■ Your task ■
Output every line below exactly.

■ Records supplied ■
━━━━━━━━━━━━━━━━
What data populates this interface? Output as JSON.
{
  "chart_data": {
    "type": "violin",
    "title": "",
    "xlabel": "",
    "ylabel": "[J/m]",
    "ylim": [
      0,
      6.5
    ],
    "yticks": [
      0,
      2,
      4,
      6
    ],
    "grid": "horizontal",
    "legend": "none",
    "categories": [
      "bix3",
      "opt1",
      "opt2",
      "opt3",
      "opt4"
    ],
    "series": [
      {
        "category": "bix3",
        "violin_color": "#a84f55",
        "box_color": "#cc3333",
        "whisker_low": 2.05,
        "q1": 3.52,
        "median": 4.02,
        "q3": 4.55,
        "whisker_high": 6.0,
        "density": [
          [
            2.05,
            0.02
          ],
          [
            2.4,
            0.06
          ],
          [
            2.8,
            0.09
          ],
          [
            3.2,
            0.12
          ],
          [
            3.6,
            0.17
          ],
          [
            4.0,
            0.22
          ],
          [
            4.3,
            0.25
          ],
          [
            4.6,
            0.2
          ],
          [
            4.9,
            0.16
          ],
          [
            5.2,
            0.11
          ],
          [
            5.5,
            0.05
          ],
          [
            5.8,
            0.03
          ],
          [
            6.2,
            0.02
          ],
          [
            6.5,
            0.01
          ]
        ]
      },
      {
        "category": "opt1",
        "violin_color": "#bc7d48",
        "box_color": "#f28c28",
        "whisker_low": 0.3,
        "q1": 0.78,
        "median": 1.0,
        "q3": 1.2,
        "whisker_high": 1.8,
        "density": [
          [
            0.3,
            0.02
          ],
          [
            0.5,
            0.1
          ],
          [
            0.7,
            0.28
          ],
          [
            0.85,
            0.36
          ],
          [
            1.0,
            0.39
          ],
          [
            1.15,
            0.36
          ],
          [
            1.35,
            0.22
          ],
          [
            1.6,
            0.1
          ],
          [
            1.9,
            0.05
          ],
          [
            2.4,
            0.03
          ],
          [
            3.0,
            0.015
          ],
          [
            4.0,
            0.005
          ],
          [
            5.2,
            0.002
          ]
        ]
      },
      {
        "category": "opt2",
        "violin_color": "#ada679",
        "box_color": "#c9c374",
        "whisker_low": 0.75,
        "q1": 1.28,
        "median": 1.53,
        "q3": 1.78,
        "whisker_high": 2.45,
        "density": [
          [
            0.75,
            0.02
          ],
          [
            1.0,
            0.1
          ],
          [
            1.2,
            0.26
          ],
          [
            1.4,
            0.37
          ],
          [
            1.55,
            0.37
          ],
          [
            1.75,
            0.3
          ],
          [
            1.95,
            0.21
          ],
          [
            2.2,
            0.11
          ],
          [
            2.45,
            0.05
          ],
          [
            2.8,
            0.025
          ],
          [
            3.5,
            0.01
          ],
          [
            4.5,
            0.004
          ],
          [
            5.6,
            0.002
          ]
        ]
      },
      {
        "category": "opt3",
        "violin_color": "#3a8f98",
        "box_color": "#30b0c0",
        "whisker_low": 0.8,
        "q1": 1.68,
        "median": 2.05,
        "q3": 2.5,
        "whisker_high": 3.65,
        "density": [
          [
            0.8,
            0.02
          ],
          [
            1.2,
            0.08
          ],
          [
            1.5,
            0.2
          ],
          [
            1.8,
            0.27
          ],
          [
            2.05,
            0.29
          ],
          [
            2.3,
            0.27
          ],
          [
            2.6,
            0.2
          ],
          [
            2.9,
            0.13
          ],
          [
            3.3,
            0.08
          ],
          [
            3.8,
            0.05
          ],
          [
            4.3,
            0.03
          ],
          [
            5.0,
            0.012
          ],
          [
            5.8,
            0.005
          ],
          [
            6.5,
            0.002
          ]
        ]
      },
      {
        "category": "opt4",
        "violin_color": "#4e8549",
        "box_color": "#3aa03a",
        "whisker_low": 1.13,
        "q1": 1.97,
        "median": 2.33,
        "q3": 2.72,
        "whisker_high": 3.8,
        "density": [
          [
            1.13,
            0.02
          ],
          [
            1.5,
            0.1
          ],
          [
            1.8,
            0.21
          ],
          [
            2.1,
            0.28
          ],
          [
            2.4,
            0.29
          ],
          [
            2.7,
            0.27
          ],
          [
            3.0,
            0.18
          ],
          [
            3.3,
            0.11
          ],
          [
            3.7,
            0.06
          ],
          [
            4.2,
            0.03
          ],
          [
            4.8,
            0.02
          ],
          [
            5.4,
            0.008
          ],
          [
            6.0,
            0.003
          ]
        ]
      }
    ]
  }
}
━━━━━━━━━━━━━━━━
■ Full answer ■
What data populates this interface? Output as JSON.
{
  "chart_data": {
    "type": "violin",
    "title": "",
    "xlabel": "",
    "ylabel": "[J/m]",
    "ylim": [
      0,
      6.5
    ],
    "yticks": [
      0,
      2,
      4,
      6
    ],
    "grid": "horizontal",
    "legend": "none",
    "categories": [
      "bix3",
      "opt1",
      "opt2",
      "opt3",
      "opt4"
    ],
    "series": [
      {
        "category": "bix3",
        "violin_color": "#a84f55",
        "box_color": "#cc3333",
        "whisker_low": 2.05,
        "q1": 3.52,
        "median": 4.02,
        "q3": 4.55,
        "whisker_high": 6.0,
        "density": [
          [
            2.05,
            0.02
          ],
          [
            2.4,
            0.06
          ],
          [
            2.8,
            0.09
          ],
          [
            3.2,
            0.12
          ],
          [
            3.6,
            0.17
          ],
          [
            4.0,
            0.22
          ],
          [
            4.3,
            0.25
          ],
          [
            4.6,
            0.2
          ],
          [
            4.9,
            0.16
          ],
          [
            5.2,
            0.11
          ],
          [
            5.5,
            0.05
          ],
          [
            5.8,
            0.03
          ],
          [
            6.2,
            0.02
          ],
          [
            6.5,
            0.01
          ]
        ]
      },
      {
        "category": "opt1",
        "violin_color": "#bc7d48",
        "box_color": "#f28c28",
        "whisker_low": 0.3,
        "q1": 0.78,
        "median": 1.0,
        "q3": 1.2,
        "whisker_high": 1.8,
        "density": [
          [
            0.3,
            0.02
          ],
          [
            0.5,
            0.1
          ],
          [
            0.7,
            0.28
          ],
          [
            0.85,
            0.36
          ],
          [
            1.0,
            0.39
          ],
          [
            1.15,
            0.36
          ],
          [
            1.35,
            0.22
          ],
          [
            1.6,
            0.1
          ],
          [
            1.9,
            0.05
          ],
          [
            2.4,
            0.03
          ],
          [
            3.0,
            0.015
          ],
          [
            4.0,
            0.005
          ],
          [
            5.2,
            0.002
          ]
        ]
      },
      {
        "category": "opt2",
        "violin_color": "#ada679",
        "box_color": "#c9c374",
        "whisker_low": 0.75,
        "q1": 1.28,
        "median": 1.53,
        "q3": 1.78,
        "whisker_high": 2.45,
        "density": [
          [
            0.75,
            0.02
          ],
          [
            1.0,
            0.1
          ],
          [
            1.2,
            0.26
          ],
          [
            1.4,
            0.37
          ],
          [
            1.55,
            0.37
          ],
          [
            1.75,
            0.3
          ],
          [
            1.95,
            0.21
          ],
          [
            2.2,
            0.11
          ],
          [
            2.45,
            0.05
          ],
          [
            2.8,
            0.025
          ],
          [
            3.5,
            0.01
          ],
          [
            4.5,
            0.004
          ],
          [
            5.6,
            0.002
          ]
        ]
      },
      {
        "category": "opt3",
        "violin_color": "#3a8f98",
        "box_color": "#30b0c0",
        "whisker_low": 0.8,
        "q1": 1.68,
        "median": 2.05,
        "q3": 2.5,
        "whisker_high": 3.65,
        "density": [
          [
            0.8,
            0.02
          ],
          [
            1.2,
            0.08
          ],
          [
            1.5,
            0.2
          ],
          [
            1.8,
            0.27
          ],
          [
            2.05,
            0.29
          ],
          [
            2.3,
            0.27
          ],
          [
            2.6,
            0.2
          ],
          [
            2.9,
            0.13
          ],
          [
            3.3,
            0.08
          ],
          [
            3.8,
            0.05
          ],
          [
            4.3,
            0.03
          ],
          [
            5.0,
            0.012
          ],
          [
            5.8,
            0.005
          ],
          [
            6.5,
            0.002
          ]
        ]
      },
      {
        "category": "opt4",
        "violin_color": "#4e8549",
        "box_color": "#3aa03a",
        "whisker_low": 1.13,
        "q1": 1.97,
        "median": 2.33,
        "q3": 2.72,
        "whisker_high": 3.8,
        "density": [
          [
            1.13,
            0.02
          ],
          [
            1.5,
            0.1
          ],
          [
            1.8,
            0.21
          ],
          [
            2.1,
            0.28
          ],
          [
            2.4,
            0.29
          ],
          [
            2.7,
            0.27
          ],
          [
            3.0,
            0.18
          ],
          [
            3.3,
            0.11
          ],
          [
            3.7,
            0.06
          ],
          [
            4.2,
            0.03
          ],
          [
            4.8,
            0.02
          ],
          [
            5.4,
            0.008
          ],
          [
            6.0,
            0.003
          ]
        ]
      }
    ]
  }
}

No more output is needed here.